[start]

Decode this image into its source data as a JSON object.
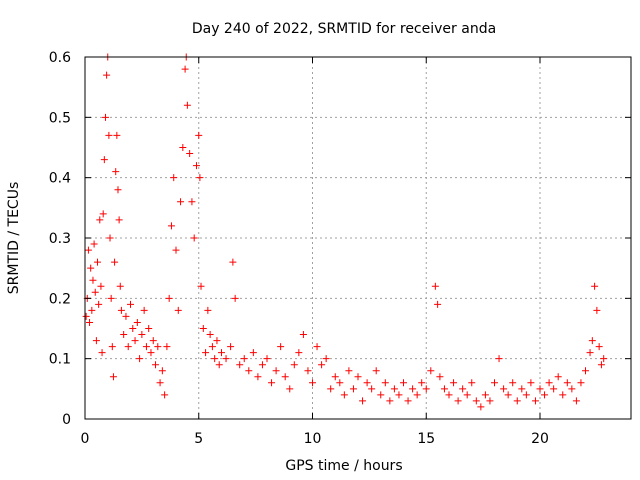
{
  "chart_data": {
    "type": "scatter",
    "title": "Day 240 of 2022, SRMTID for receiver anda",
    "xlabel": "GPS time / hours",
    "ylabel": "SRMTID / TECUs",
    "xlim": [
      0,
      24
    ],
    "ylim": [
      0,
      0.6
    ],
    "x_ticks": [
      0,
      5,
      10,
      15,
      20
    ],
    "x_tick_labels": [
      "0",
      "5",
      "10",
      "15",
      "20"
    ],
    "y_ticks": [
      0,
      0.1,
      0.2,
      0.3,
      0.4,
      0.5,
      0.6
    ],
    "y_tick_labels": [
      "0",
      "0.1",
      "0.2",
      "0.3",
      "0.4",
      "0.5",
      "0.6"
    ],
    "grid": true,
    "marker": "+",
    "color": "#ff0000",
    "series": [
      {
        "name": "SRMTID",
        "points": [
          [
            0.05,
            0.17
          ],
          [
            0.1,
            0.2
          ],
          [
            0.15,
            0.28
          ],
          [
            0.2,
            0.16
          ],
          [
            0.25,
            0.25
          ],
          [
            0.3,
            0.18
          ],
          [
            0.35,
            0.23
          ],
          [
            0.4,
            0.29
          ],
          [
            0.45,
            0.21
          ],
          [
            0.5,
            0.13
          ],
          [
            0.55,
            0.26
          ],
          [
            0.6,
            0.19
          ],
          [
            0.65,
            0.33
          ],
          [
            0.7,
            0.22
          ],
          [
            0.75,
            0.11
          ],
          [
            0.8,
            0.34
          ],
          [
            0.85,
            0.43
          ],
          [
            0.9,
            0.5
          ],
          [
            0.95,
            0.57
          ],
          [
            1.0,
            0.6
          ],
          [
            1.05,
            0.47
          ],
          [
            1.1,
            0.3
          ],
          [
            1.15,
            0.2
          ],
          [
            1.2,
            0.12
          ],
          [
            1.25,
            0.07
          ],
          [
            1.3,
            0.26
          ],
          [
            1.35,
            0.41
          ],
          [
            1.4,
            0.47
          ],
          [
            1.45,
            0.38
          ],
          [
            1.5,
            0.33
          ],
          [
            1.55,
            0.22
          ],
          [
            1.6,
            0.18
          ],
          [
            1.7,
            0.14
          ],
          [
            1.8,
            0.17
          ],
          [
            1.9,
            0.12
          ],
          [
            2.0,
            0.19
          ],
          [
            2.1,
            0.15
          ],
          [
            2.2,
            0.13
          ],
          [
            2.3,
            0.16
          ],
          [
            2.4,
            0.1
          ],
          [
            2.5,
            0.14
          ],
          [
            2.6,
            0.18
          ],
          [
            2.7,
            0.12
          ],
          [
            2.8,
            0.15
          ],
          [
            2.9,
            0.11
          ],
          [
            3.0,
            0.13
          ],
          [
            3.1,
            0.09
          ],
          [
            3.2,
            0.12
          ],
          [
            3.3,
            0.06
          ],
          [
            3.4,
            0.08
          ],
          [
            3.5,
            0.04
          ],
          [
            3.6,
            0.12
          ],
          [
            3.7,
            0.2
          ],
          [
            3.8,
            0.32
          ],
          [
            3.9,
            0.4
          ],
          [
            4.0,
            0.28
          ],
          [
            4.1,
            0.18
          ],
          [
            4.2,
            0.36
          ],
          [
            4.3,
            0.45
          ],
          [
            4.4,
            0.58
          ],
          [
            4.45,
            0.6
          ],
          [
            4.5,
            0.52
          ],
          [
            4.6,
            0.44
          ],
          [
            4.7,
            0.36
          ],
          [
            4.8,
            0.3
          ],
          [
            4.9,
            0.42
          ],
          [
            5.0,
            0.47
          ],
          [
            5.05,
            0.4
          ],
          [
            5.1,
            0.22
          ],
          [
            5.2,
            0.15
          ],
          [
            5.3,
            0.11
          ],
          [
            5.4,
            0.18
          ],
          [
            5.5,
            0.14
          ],
          [
            5.6,
            0.12
          ],
          [
            5.7,
            0.1
          ],
          [
            5.8,
            0.13
          ],
          [
            5.9,
            0.09
          ],
          [
            6.0,
            0.11
          ],
          [
            6.2,
            0.1
          ],
          [
            6.4,
            0.12
          ],
          [
            6.5,
            0.26
          ],
          [
            6.6,
            0.2
          ],
          [
            6.8,
            0.09
          ],
          [
            7.0,
            0.1
          ],
          [
            7.2,
            0.08
          ],
          [
            7.4,
            0.11
          ],
          [
            7.6,
            0.07
          ],
          [
            7.8,
            0.09
          ],
          [
            8.0,
            0.1
          ],
          [
            8.2,
            0.06
          ],
          [
            8.4,
            0.08
          ],
          [
            8.6,
            0.12
          ],
          [
            8.8,
            0.07
          ],
          [
            9.0,
            0.05
          ],
          [
            9.2,
            0.09
          ],
          [
            9.4,
            0.11
          ],
          [
            9.6,
            0.14
          ],
          [
            9.8,
            0.08
          ],
          [
            10.0,
            0.06
          ],
          [
            10.2,
            0.12
          ],
          [
            10.4,
            0.09
          ],
          [
            10.6,
            0.1
          ],
          [
            10.8,
            0.05
          ],
          [
            11.0,
            0.07
          ],
          [
            11.2,
            0.06
          ],
          [
            11.4,
            0.04
          ],
          [
            11.6,
            0.08
          ],
          [
            11.8,
            0.05
          ],
          [
            12.0,
            0.07
          ],
          [
            12.2,
            0.03
          ],
          [
            12.4,
            0.06
          ],
          [
            12.6,
            0.05
          ],
          [
            12.8,
            0.08
          ],
          [
            13.0,
            0.04
          ],
          [
            13.2,
            0.06
          ],
          [
            13.4,
            0.03
          ],
          [
            13.6,
            0.05
          ],
          [
            13.8,
            0.04
          ],
          [
            14.0,
            0.06
          ],
          [
            14.2,
            0.03
          ],
          [
            14.4,
            0.05
          ],
          [
            14.6,
            0.04
          ],
          [
            14.8,
            0.06
          ],
          [
            15.0,
            0.05
          ],
          [
            15.2,
            0.08
          ],
          [
            15.4,
            0.22
          ],
          [
            15.5,
            0.19
          ],
          [
            15.6,
            0.07
          ],
          [
            15.8,
            0.05
          ],
          [
            16.0,
            0.04
          ],
          [
            16.2,
            0.06
          ],
          [
            16.4,
            0.03
          ],
          [
            16.6,
            0.05
          ],
          [
            16.8,
            0.04
          ],
          [
            17.0,
            0.06
          ],
          [
            17.2,
            0.03
          ],
          [
            17.4,
            0.02
          ],
          [
            17.6,
            0.04
          ],
          [
            17.8,
            0.03
          ],
          [
            18.0,
            0.06
          ],
          [
            18.2,
            0.1
          ],
          [
            18.4,
            0.05
          ],
          [
            18.6,
            0.04
          ],
          [
            18.8,
            0.06
          ],
          [
            19.0,
            0.03
          ],
          [
            19.2,
            0.05
          ],
          [
            19.4,
            0.04
          ],
          [
            19.6,
            0.06
          ],
          [
            19.8,
            0.03
          ],
          [
            20.0,
            0.05
          ],
          [
            20.2,
            0.04
          ],
          [
            20.4,
            0.06
          ],
          [
            20.6,
            0.05
          ],
          [
            20.8,
            0.07
          ],
          [
            21.0,
            0.04
          ],
          [
            21.2,
            0.06
          ],
          [
            21.4,
            0.05
          ],
          [
            21.6,
            0.03
          ],
          [
            21.8,
            0.06
          ],
          [
            22.0,
            0.08
          ],
          [
            22.2,
            0.11
          ],
          [
            22.3,
            0.13
          ],
          [
            22.4,
            0.22
          ],
          [
            22.5,
            0.18
          ],
          [
            22.6,
            0.12
          ],
          [
            22.7,
            0.09
          ],
          [
            22.8,
            0.1
          ]
        ]
      }
    ]
  }
}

[end]

* [STATED EXERCISE]: Looking at the listing above, count the lines that contain "SRMTID" and give nothing but the number.

* [THE SOLUTION]: 3